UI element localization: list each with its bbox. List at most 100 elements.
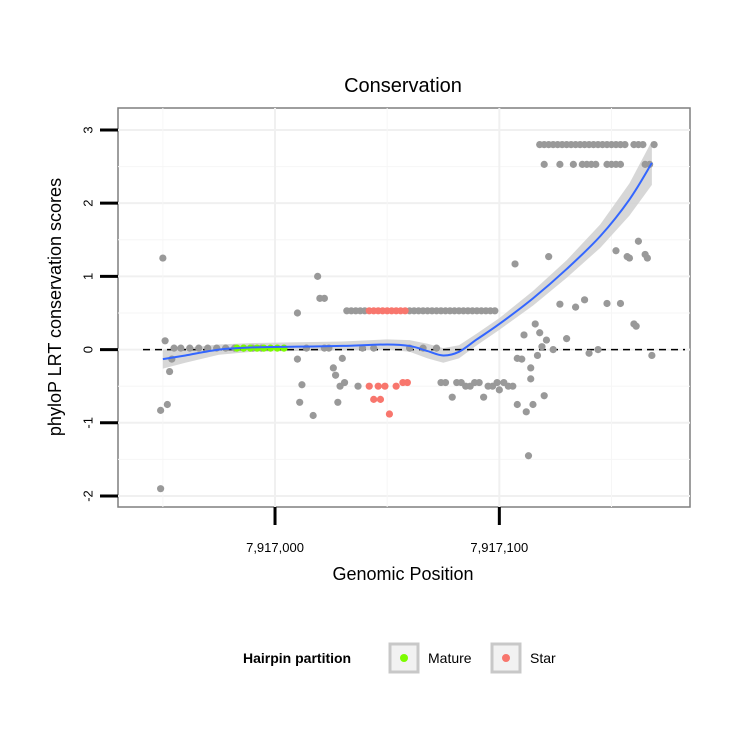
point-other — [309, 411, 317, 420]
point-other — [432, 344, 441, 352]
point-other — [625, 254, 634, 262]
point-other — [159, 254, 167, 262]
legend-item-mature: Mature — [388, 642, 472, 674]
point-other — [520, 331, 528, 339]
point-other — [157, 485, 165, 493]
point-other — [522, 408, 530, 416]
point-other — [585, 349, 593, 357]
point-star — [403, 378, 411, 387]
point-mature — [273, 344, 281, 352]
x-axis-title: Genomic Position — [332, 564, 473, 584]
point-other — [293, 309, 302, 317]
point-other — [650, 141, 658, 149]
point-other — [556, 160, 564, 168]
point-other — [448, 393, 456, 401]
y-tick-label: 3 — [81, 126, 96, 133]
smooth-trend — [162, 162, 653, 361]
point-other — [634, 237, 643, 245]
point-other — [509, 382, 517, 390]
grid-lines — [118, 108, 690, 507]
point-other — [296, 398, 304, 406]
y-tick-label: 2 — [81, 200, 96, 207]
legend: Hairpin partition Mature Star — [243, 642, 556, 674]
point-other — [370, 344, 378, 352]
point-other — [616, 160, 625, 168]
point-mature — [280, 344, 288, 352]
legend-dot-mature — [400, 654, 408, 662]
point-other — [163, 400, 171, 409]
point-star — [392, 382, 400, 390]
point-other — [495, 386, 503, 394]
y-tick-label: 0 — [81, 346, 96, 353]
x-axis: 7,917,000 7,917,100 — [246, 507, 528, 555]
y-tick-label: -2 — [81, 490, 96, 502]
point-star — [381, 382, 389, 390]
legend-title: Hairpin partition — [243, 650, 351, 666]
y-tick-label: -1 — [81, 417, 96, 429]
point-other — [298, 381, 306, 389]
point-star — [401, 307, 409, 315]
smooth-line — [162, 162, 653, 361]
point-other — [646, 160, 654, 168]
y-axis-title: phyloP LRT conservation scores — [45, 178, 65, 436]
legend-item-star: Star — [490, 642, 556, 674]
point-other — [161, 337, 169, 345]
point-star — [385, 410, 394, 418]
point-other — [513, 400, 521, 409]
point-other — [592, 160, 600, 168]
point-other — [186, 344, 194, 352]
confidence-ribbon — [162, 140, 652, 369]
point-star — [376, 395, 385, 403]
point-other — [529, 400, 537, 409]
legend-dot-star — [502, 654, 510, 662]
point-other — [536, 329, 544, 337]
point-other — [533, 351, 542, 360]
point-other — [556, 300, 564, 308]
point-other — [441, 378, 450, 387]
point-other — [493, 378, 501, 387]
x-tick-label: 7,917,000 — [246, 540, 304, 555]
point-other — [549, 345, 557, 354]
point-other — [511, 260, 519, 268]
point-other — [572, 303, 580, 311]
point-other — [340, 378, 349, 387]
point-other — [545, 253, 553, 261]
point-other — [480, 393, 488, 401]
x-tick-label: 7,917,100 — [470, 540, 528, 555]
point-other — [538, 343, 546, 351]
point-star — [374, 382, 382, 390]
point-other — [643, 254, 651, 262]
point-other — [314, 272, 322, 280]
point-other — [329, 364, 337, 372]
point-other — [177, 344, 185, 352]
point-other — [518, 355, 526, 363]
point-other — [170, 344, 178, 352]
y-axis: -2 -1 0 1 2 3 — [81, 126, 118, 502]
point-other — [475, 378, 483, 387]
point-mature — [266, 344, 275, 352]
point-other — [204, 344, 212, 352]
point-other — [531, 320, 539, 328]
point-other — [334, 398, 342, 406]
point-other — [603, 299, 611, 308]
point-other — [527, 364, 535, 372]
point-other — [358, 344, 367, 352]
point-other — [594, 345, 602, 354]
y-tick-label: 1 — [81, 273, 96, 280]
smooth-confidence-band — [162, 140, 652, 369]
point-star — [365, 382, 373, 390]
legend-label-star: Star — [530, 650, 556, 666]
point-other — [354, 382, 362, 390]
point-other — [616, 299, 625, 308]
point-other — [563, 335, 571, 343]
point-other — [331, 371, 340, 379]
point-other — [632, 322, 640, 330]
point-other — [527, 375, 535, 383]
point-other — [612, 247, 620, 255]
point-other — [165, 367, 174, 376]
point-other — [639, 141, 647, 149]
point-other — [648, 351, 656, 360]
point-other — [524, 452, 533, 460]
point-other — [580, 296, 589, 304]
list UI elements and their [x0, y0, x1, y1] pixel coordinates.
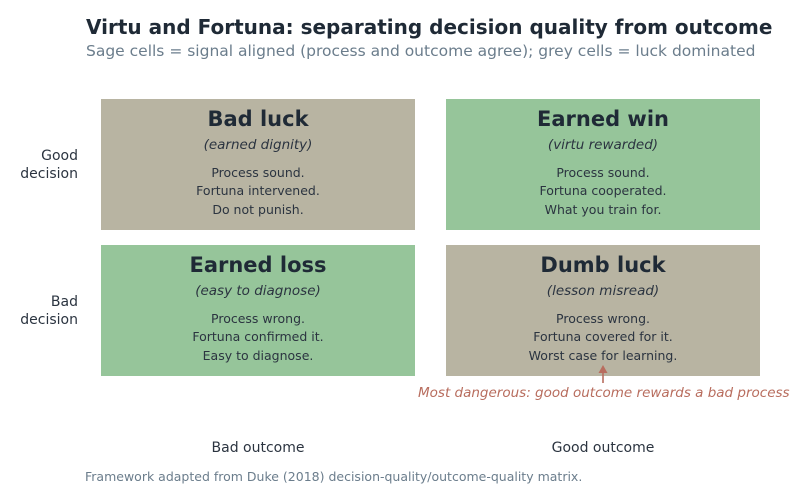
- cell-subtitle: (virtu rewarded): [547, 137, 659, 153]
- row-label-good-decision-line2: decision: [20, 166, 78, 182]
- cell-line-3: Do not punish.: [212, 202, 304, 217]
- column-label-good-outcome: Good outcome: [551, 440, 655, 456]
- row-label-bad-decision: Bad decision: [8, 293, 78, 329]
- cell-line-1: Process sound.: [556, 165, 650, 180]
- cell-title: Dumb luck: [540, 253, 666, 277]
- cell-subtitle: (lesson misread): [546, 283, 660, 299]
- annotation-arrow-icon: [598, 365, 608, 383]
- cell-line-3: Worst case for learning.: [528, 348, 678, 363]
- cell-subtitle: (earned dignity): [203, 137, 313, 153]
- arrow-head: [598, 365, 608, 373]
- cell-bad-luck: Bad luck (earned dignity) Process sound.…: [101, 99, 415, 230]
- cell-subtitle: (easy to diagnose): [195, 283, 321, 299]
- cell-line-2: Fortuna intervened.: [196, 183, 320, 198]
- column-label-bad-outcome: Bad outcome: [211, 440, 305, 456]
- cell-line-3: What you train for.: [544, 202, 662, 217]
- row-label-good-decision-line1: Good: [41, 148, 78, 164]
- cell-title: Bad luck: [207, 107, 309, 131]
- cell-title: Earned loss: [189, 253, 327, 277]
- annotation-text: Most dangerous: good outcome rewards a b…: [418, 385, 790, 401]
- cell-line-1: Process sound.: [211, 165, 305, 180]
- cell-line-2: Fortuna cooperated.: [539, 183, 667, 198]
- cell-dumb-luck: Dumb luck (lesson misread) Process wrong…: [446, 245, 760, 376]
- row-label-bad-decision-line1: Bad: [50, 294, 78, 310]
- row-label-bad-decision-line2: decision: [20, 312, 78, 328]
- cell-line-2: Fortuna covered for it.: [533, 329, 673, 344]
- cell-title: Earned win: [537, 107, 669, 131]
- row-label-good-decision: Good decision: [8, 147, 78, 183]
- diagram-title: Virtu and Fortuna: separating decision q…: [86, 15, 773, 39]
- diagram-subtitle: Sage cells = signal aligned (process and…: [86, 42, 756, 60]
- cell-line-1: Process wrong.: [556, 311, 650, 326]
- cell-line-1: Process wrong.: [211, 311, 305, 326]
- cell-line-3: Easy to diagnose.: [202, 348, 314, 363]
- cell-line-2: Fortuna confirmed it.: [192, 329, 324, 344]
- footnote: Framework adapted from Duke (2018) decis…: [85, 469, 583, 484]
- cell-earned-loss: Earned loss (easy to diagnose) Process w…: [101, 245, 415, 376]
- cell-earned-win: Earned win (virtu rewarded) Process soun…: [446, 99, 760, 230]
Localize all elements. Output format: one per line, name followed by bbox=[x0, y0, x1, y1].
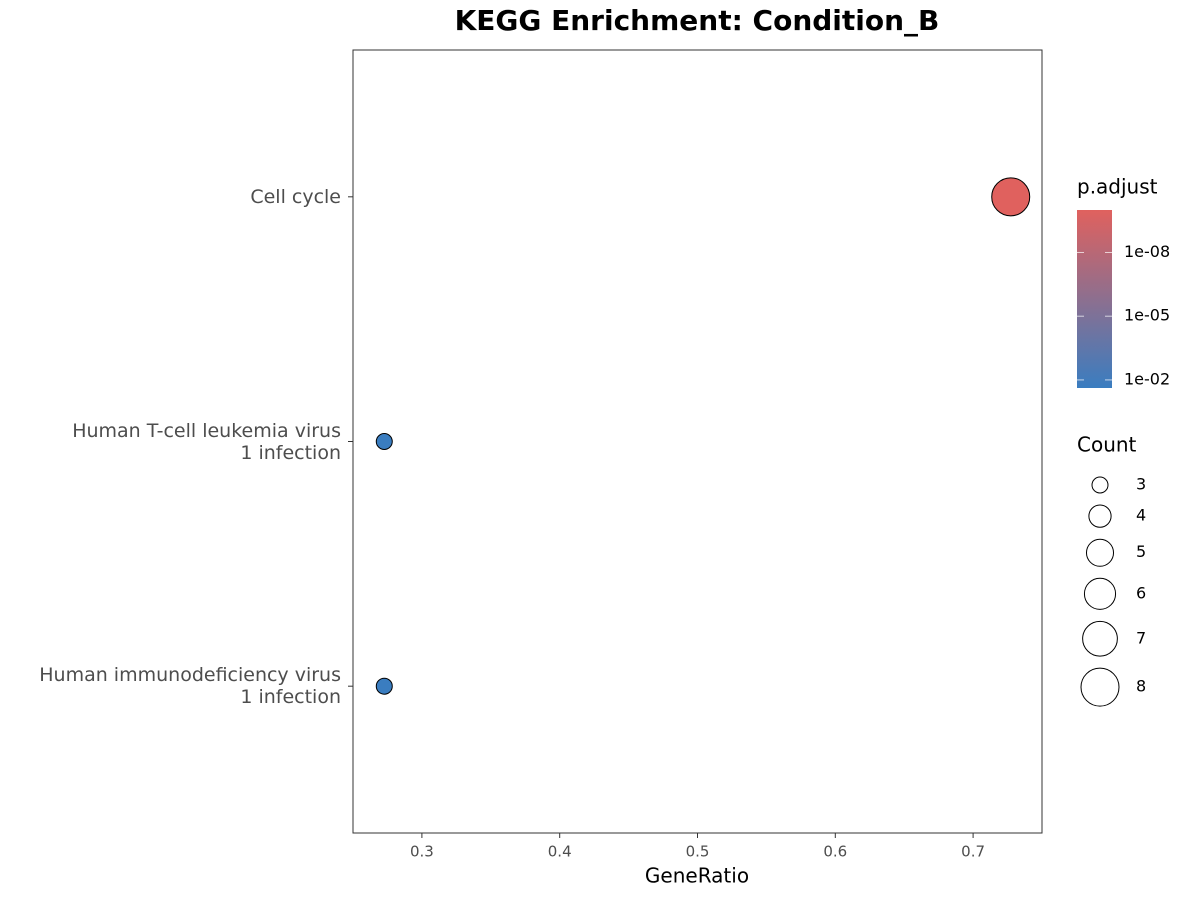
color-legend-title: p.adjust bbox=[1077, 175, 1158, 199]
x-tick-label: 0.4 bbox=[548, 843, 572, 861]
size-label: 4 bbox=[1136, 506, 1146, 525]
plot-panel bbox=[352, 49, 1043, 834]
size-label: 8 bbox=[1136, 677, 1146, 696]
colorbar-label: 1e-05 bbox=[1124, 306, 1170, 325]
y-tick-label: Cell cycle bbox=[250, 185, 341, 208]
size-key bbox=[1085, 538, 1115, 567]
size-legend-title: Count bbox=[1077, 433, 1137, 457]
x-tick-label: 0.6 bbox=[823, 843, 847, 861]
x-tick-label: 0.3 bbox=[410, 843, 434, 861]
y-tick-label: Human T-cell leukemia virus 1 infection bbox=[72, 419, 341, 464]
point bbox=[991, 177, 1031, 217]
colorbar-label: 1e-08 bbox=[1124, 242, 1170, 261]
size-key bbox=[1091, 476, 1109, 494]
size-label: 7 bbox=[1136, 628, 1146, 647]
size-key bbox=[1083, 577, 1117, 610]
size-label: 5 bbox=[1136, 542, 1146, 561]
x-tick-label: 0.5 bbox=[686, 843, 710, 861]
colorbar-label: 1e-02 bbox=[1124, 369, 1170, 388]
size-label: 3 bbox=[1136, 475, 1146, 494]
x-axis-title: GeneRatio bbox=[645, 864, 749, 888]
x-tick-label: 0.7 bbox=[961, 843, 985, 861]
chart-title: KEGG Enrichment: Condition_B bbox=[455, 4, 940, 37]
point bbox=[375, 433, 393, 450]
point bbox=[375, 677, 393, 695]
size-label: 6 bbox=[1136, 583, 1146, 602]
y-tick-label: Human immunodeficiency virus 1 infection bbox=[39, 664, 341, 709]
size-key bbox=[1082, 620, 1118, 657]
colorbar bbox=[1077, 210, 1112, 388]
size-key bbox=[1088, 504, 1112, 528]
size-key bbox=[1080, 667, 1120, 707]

──────────

What is being asked: The expected output is every line from the material above where "arrow" can be found.

The answer:
- annotation-arrow-icon: [598, 365, 608, 383]
- arrow-head: [598, 365, 608, 373]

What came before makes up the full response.